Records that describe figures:

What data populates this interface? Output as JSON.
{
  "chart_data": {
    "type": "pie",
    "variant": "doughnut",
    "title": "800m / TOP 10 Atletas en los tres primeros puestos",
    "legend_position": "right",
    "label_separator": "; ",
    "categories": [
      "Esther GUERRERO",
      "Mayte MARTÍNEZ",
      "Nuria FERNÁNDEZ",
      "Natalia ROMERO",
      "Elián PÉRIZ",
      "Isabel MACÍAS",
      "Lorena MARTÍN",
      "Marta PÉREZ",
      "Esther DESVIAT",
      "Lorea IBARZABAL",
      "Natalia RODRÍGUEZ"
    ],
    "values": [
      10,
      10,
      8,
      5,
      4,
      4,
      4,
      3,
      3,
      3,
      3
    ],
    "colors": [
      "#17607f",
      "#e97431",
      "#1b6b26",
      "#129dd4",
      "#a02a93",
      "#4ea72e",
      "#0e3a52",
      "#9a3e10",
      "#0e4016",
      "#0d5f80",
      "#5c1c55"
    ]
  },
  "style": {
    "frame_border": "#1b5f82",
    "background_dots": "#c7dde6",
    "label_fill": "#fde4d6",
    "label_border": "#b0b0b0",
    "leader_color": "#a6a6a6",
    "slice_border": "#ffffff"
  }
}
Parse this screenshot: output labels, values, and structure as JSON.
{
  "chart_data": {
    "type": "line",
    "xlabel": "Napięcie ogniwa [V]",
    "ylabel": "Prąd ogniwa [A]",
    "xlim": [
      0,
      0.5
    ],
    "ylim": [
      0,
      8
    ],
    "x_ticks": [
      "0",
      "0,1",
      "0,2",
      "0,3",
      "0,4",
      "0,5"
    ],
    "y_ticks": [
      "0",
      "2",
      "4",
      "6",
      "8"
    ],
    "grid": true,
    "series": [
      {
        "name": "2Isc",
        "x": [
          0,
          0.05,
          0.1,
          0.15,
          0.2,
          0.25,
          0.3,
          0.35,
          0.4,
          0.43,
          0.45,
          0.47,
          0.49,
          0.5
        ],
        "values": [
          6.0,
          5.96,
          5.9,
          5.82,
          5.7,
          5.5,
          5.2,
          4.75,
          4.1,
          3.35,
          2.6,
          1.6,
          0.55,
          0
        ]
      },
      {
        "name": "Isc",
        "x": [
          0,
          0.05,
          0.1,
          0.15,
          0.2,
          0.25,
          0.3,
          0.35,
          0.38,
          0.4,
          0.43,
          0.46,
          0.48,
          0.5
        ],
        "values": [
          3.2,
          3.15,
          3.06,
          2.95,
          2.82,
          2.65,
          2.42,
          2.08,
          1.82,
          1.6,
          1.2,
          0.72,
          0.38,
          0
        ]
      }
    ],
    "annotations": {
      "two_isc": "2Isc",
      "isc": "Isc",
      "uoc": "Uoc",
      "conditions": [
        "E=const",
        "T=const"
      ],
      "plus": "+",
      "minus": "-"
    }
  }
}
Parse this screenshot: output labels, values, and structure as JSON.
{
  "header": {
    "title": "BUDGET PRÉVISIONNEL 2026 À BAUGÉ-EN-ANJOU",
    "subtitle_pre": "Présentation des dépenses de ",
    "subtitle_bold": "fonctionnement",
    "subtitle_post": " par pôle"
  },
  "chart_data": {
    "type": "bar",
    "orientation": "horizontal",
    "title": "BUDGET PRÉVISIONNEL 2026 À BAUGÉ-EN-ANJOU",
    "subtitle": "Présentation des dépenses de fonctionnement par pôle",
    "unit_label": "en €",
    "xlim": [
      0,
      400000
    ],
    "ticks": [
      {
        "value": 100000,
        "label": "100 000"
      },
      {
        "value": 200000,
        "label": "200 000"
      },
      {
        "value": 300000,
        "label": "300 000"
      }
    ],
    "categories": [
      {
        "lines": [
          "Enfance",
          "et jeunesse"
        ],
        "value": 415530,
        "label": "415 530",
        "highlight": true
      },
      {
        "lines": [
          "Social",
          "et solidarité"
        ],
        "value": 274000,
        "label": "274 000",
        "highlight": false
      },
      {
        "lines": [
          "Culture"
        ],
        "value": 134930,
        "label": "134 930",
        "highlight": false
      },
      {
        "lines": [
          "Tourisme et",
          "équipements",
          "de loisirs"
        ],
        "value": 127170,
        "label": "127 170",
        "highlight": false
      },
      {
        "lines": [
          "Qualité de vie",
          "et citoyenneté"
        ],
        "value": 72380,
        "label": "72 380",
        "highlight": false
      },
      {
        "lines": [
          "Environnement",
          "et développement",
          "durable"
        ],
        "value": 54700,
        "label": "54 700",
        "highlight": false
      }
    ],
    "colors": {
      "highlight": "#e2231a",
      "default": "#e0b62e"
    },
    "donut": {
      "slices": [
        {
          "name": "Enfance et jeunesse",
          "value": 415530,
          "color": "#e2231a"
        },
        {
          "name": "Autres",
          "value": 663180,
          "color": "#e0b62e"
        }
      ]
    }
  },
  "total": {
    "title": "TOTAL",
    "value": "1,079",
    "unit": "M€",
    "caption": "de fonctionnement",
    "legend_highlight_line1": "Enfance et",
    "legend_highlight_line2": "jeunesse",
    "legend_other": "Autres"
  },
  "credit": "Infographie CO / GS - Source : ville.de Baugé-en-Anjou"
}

» **Problem**
Using the data above, reproduce every line exactly.

» **Result of the task**
What data populates this interface? Output as JSON.
{
  "chart_data": {
    "type": "pie",
    "variant": "doughnut",
    "title": "800m / TOP 10 Atletas en los tres primeros puestos",
    "legend_position": "right",
    "label_separator": "; ",
    "categories": [
      "Esther GUERRERO",
      "Mayte MARTÍNEZ",
      "Nuria FERNÁNDEZ",
      "Natalia ROMERO",
      "Elián PÉRIZ",
      "Isabel MACÍAS",
      "Lorena MARTÍN",
      "Marta PÉREZ",
      "Esther DESVIAT",
      "Lorea IBARZABAL",
      "Natalia RODRÍGUEZ"
    ],
    "values": [
      10,
      10,
      8,
      5,
      4,
      4,
      4,
      3,
      3,
      3,
      3
    ],
    "colors": [
      "#17607f",
      "#e97431",
      "#1b6b26",
      "#129dd4",
      "#a02a93",
      "#4ea72e",
      "#0e3a52",
      "#9a3e10",
      "#0e4016",
      "#0d5f80",
      "#5c1c55"
    ]
  },
  "style": {
    "frame_border": "#1b5f82",
    "background_dots": "#c7dde6",
    "label_fill": "#fde4d6",
    "label_border": "#b0b0b0",
    "leader_color": "#a6a6a6",
    "slice_border": "#ffffff"
  }
}
Parse this screenshot: output labels, values, and structure as JSON.
{
  "chart_data": {
    "type": "line",
    "xlabel": "Napięcie ogniwa [V]",
    "ylabel": "Prąd ogniwa [A]",
    "xlim": [
      0,
      0.5
    ],
    "ylim": [
      0,
      8
    ],
    "x_ticks": [
      "0",
      "0,1",
      "0,2",
      "0,3",
      "0,4",
      "0,5"
    ],
    "y_ticks": [
      "0",
      "2",
      "4",
      "6",
      "8"
    ],
    "grid": true,
    "series": [
      {
        "name": "2Isc",
        "x": [
          0,
          0.05,
          0.1,
          0.15,
          0.2,
          0.25,
          0.3,
          0.35,
          0.4,
          0.43,
          0.45,
          0.47,
          0.49,
          0.5
        ],
        "values": [
          6.0,
          5.96,
          5.9,
          5.82,
          5.7,
          5.5,
          5.2,
          4.75,
          4.1,
          3.35,
          2.6,
          1.6,
          0.55,
          0
        ]
      },
      {
        "name": "Isc",
        "x": [
          0,
          0.05,
          0.1,
          0.15,
          0.2,
          0.25,
          0.3,
          0.35,
          0.38,
          0.4,
          0.43,
          0.46,
          0.48,
          0.5
        ],
        "values": [
          3.2,
          3.15,
          3.06,
          2.95,
          2.82,
          2.65,
          2.42,
          2.08,
          1.82,
          1.6,
          1.2,
          0.72,
          0.38,
          0
        ]
      }
    ],
    "annotations": {
      "two_isc": "2Isc",
      "isc": "Isc",
      "uoc": "Uoc",
      "conditions": [
        "E=const",
        "T=const"
      ],
      "plus": "+",
      "minus": "-"
    }
  }
}
Parse this screenshot: output labels, values, and structure as JSON.
{
  "header": {
    "title": "BUDGET PRÉVISIONNEL 2026 À BAUGÉ-EN-ANJOU",
    "subtitle_pre": "Présentation des dépenses de ",
    "subtitle_bold": "fonctionnement",
    "subtitle_post": " par pôle"
  },
  "chart_data": {
    "type": "bar",
    "orientation": "horizontal",
    "title": "BUDGET PRÉVISIONNEL 2026 À BAUGÉ-EN-ANJOU",
    "subtitle": "Présentation des dépenses de fonctionnement par pôle",
    "unit_label": "en €",
    "xlim": [
      0,
      400000
    ],
    "ticks": [
      {
        "value": 100000,
        "label": "100 000"
      },
      {
        "value": 200000,
        "label": "200 000"
      },
      {
        "value": 300000,
        "label": "300 000"
      }
    ],
    "categories": [
      {
        "lines": [
          "Enfance",
          "et jeunesse"
        ],
        "value": 415530,
        "label": "415 530",
        "highlight": true
      },
      {
        "lines": [
          "Social",
          "et solidarité"
        ],
        "value": 274000,
        "label": "274 000",
        "highlight": false
      },
      {
        "lines": [
          "Culture"
        ],
        "value": 134930,
        "label": "134 930",
        "highlight": false
      },
      {
        "lines": [
          "Tourisme et",
          "équipements",
          "de loisirs"
        ],
        "value": 127170,
        "label": "127 170",
        "highlight": false
      },
      {
        "lines": [
          "Qualité de vie",
          "et citoyenneté"
        ],
        "value": 72380,
        "label": "72 380",
        "highlight": false
      },
      {
        "lines": [
          "Environnement",
          "et développement",
          "durable"
        ],
        "value": 54700,
        "label": "54 700",
        "highlight": false
      }
    ],
    "colors": {
      "highlight": "#e2231a",
      "default": "#e0b62e"
    },
    "donut": {
      "slices": [
        {
          "name": "Enfance et jeunesse",
          "value": 415530,
          "color": "#e2231a"
        },
        {
          "name": "Autres",
          "value": 663180,
          "color": "#e0b62e"
        }
      ]
    }
  },
  "total": {
    "title": "TOTAL",
    "value": "1,079",
    "unit": "M€",
    "caption": "de fonctionnement",
    "legend_highlight_line1": "Enfance et",
    "legend_highlight_line2": "jeunesse",
    "legend_other": "Autres"
  },
  "credit": "Infographie CO / GS - Source : ville.de Baugé-en-Anjou"
}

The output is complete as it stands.